> Work to complete:
Give every line back verbatim, dropping all images.

## BEGIN

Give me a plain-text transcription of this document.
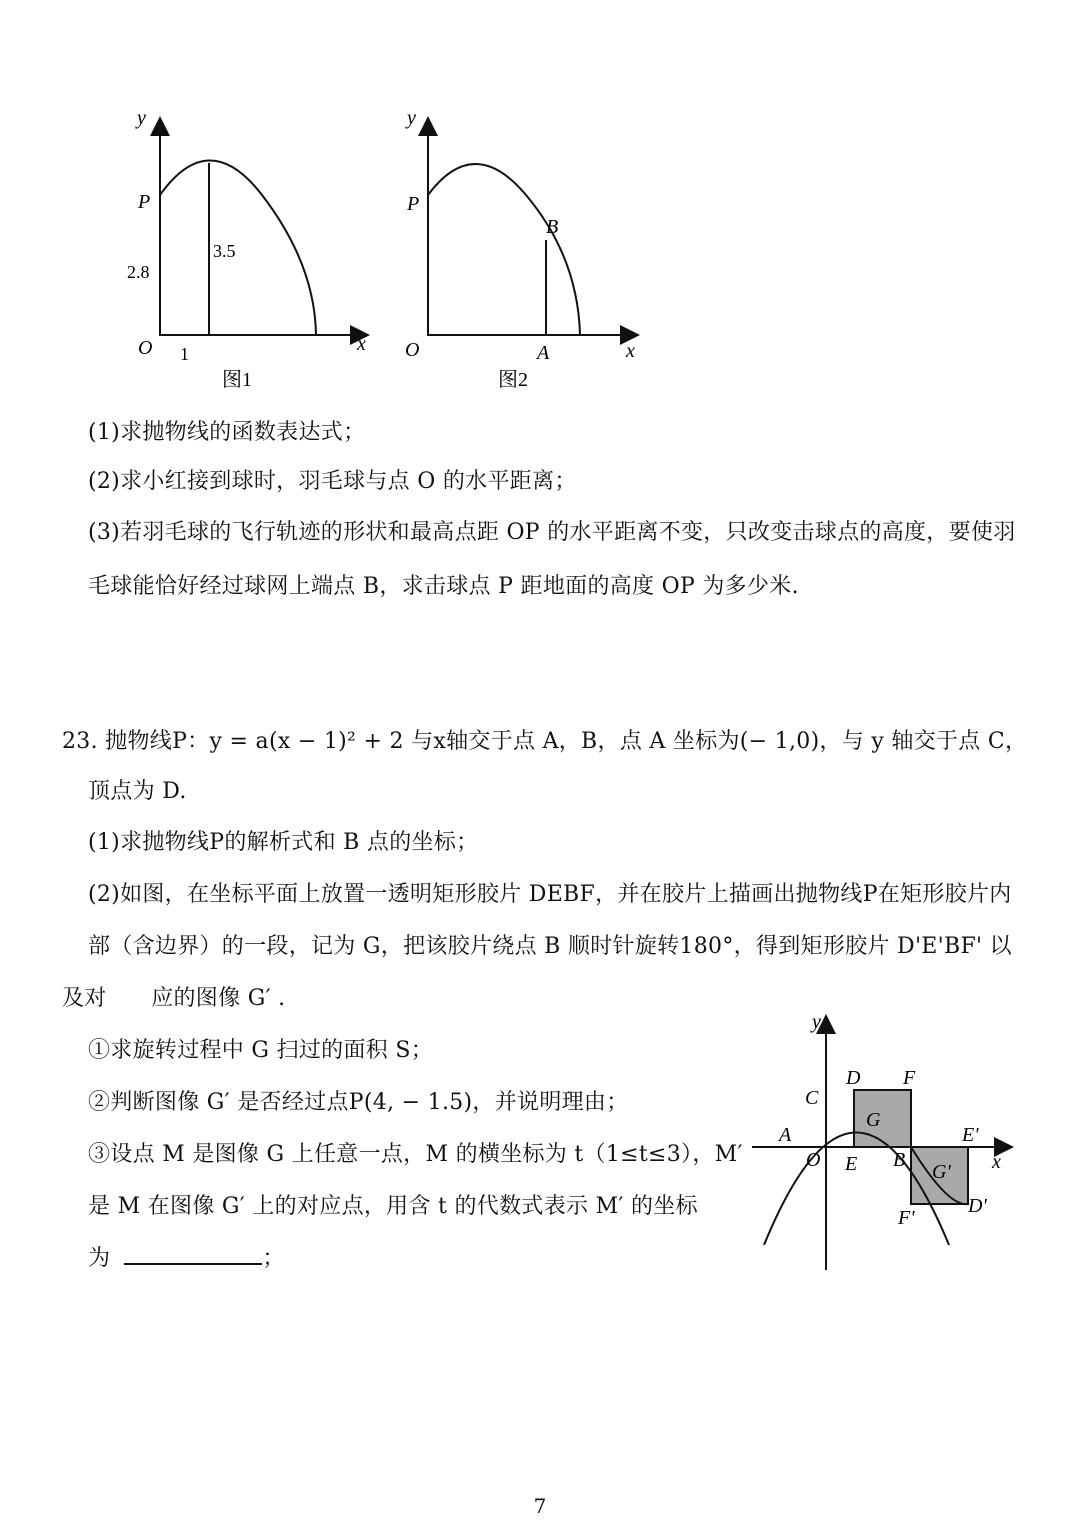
y
x
P
2.8
3.5
O 1
图1
y
x
P
B
O	A
图2
(1)求抛物线的函数表达式；
(2)求小红接到球时，羽毛球与点 O 的水平距离；
(3)若羽毛球的飞行轨迹的形状和最高点距 OP 的水平距离不变，只改变击球点的高度，要使羽
毛球能恰好经过球网上端点 B，求击球点 P 距地面的高度 OP 为多少米.
23. 抛物线P：y = a(x − 1)² + 2 与x轴交于点 A，B，点 A 坐标为(− 1,0)，与 y 轴交于点 C，
顶点为 D.
(1)求抛物线P的解析式和 B 点的坐标；
(2)如图，在坐标平面上放置一透明矩形胶片 DEBF，并在胶片上描画出抛物线P在矩形胶片内
部（含边界）的一段，记为 G，把该胶片绕点 B 顺时针旋转180°，得到矩形胶片 D'E'BF' 以
及对　　应的图像 G′ .
①求旋转过程中 G 扫过的面积 S；
②判断图像 G′ 是否经过点P(4, − 1.5)，并说明理由；
③设点 M 是图像 G 上任意一点，M 的横坐标为 t（1≤t≤3），M′
是 M 在图像 G′ 上的对应点，用含 t 的代数式表示 M′ 的坐标
为	；
y
x
O
A
B
C
D
E
F
G
E'
G'
D'
F'
7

## END

> The output:
Give me a plain-text transcription of this document.
y
x
P
2.8
3.5
O 1
图1
y
x
P
B
O	A
图2
(1)求抛物线的函数表达式；
(2)求小红接到球时，羽毛球与点 O 的水平距离；
(3)若羽毛球的飞行轨迹的形状和最高点距 OP 的水平距离不变，只改变击球点的高度，要使羽
毛球能恰好经过球网上端点 B，求击球点 P 距地面的高度 OP 为多少米.
23. 抛物线P：y = a(x − 1)² + 2 与x轴交于点 A，B，点 A 坐标为(− 1,0)，与 y 轴交于点 C，
顶点为 D.
(1)求抛物线P的解析式和 B 点的坐标；
(2)如图，在坐标平面上放置一透明矩形胶片 DEBF，并在胶片上描画出抛物线P在矩形胶片内
部（含边界）的一段，记为 G，把该胶片绕点 B 顺时针旋转180°，得到矩形胶片 D'E'BF' 以
及对　　应的图像 G′ .
①求旋转过程中 G 扫过的面积 S；
②判断图像 G′ 是否经过点P(4, − 1.5)，并说明理由；
③设点 M 是图像 G 上任意一点，M 的横坐标为 t（1≤t≤3），M′
是 M 在图像 G′ 上的对应点，用含 t 的代数式表示 M′ 的坐标
为	；
y
x
O
A
B
C
D
E
F
G
E'
G'
D'
F'
7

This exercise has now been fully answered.